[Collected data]
==*==

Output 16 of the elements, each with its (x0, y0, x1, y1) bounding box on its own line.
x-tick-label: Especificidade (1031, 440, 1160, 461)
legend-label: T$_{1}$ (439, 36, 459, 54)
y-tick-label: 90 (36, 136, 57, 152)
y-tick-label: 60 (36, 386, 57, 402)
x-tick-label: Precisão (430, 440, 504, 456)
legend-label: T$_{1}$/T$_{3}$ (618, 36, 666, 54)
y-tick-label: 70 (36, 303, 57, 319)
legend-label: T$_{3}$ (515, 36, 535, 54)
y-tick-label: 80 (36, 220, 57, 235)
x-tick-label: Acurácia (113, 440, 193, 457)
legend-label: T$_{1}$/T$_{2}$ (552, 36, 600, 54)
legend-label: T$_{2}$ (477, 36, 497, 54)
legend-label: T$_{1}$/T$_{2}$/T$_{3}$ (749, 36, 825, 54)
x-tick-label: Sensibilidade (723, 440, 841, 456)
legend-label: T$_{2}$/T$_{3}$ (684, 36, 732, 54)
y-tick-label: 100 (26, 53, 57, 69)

==*==

Your task -
Copy out the lines of the records above word for word, all of them.

Solved exercise -
Output 16 of the elements, each with its (x0, y0, x1, y1) bounding box on its own line.
x-tick-label: Especificidade (1031, 440, 1160, 461)
legend-label: T$_{1}$ (439, 36, 459, 54)
y-tick-label: 90 (36, 136, 57, 152)
y-tick-label: 60 (36, 386, 57, 402)
x-tick-label: Precisão (430, 440, 504, 456)
legend-label: T$_{1}$/T$_{3}$ (618, 36, 666, 54)
y-tick-label: 70 (36, 303, 57, 319)
legend-label: T$_{3}$ (515, 36, 535, 54)
y-tick-label: 80 (36, 220, 57, 235)
x-tick-label: Acurácia (113, 440, 193, 457)
legend-label: T$_{1}$/T$_{2}$ (552, 36, 600, 54)
legend-label: T$_{2}$ (477, 36, 497, 54)
legend-label: T$_{1}$/T$_{2}$/T$_{3}$ (749, 36, 825, 54)
x-tick-label: Sensibilidade (723, 440, 841, 456)
legend-label: T$_{2}$/T$_{3}$ (684, 36, 732, 54)
y-tick-label: 100 (26, 53, 57, 69)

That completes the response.